● **Problem**
Copy each line holding the string "this".

● **Supplied information**

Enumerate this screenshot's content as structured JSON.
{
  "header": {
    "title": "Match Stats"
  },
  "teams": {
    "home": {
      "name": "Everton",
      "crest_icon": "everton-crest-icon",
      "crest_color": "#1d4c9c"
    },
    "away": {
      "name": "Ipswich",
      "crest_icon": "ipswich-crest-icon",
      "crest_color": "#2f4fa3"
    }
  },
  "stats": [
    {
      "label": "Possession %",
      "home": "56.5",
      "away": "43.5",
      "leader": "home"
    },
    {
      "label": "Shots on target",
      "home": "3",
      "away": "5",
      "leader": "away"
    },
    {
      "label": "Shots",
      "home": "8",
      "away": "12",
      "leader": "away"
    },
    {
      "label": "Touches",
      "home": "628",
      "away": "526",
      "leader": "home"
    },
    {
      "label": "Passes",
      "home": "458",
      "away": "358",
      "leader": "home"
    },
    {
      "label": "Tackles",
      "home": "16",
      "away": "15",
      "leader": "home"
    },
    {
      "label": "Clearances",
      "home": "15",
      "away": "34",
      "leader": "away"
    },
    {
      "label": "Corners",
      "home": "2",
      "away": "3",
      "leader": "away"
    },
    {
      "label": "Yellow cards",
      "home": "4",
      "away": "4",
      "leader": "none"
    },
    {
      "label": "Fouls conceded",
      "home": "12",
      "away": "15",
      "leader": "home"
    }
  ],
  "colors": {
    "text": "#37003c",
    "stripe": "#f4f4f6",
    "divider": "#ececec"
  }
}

...

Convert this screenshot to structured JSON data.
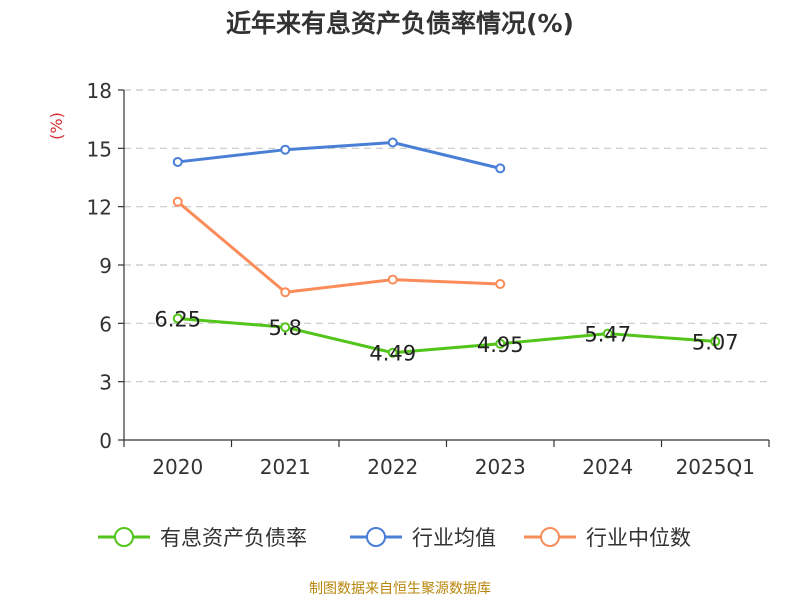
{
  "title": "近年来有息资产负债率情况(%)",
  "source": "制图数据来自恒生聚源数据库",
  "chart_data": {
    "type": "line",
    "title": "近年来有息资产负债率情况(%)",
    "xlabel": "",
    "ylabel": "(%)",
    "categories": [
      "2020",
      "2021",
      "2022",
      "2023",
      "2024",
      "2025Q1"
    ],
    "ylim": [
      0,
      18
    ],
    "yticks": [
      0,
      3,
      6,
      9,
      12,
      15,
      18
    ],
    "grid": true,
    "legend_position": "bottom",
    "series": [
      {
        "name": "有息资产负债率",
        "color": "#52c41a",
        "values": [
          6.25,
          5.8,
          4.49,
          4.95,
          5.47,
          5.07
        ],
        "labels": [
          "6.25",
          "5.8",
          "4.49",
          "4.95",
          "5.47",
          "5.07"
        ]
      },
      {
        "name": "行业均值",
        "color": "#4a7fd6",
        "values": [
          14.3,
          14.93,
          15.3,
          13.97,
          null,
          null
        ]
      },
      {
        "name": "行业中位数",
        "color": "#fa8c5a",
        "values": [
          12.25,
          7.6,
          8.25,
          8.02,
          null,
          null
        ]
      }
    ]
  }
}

● **Expected answer**
Enumerate this screenshot's content as structured JSON.
Convert this screenshot to structured JSON data.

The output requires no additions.